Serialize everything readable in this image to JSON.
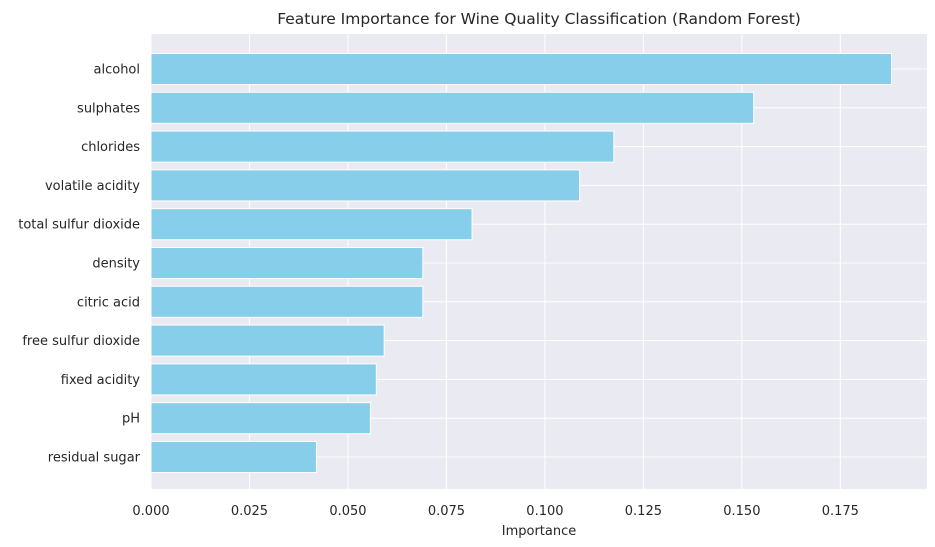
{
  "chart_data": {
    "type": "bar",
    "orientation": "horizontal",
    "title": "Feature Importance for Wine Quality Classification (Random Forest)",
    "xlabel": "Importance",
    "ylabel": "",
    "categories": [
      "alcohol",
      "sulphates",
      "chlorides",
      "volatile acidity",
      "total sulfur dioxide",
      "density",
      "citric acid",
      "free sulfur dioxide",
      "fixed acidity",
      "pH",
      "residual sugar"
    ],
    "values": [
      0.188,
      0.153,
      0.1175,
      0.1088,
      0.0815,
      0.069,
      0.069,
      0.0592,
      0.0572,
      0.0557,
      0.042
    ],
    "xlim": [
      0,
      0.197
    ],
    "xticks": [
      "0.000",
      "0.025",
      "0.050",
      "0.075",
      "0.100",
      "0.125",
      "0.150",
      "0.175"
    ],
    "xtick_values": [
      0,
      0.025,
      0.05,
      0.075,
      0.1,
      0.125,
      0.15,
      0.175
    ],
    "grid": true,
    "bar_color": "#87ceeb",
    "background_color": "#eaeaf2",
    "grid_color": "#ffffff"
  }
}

··········

→ **Task to carry out**: Say how many lines in the records above hold "Importance", and give no other text.

→ **Exercise output**: 2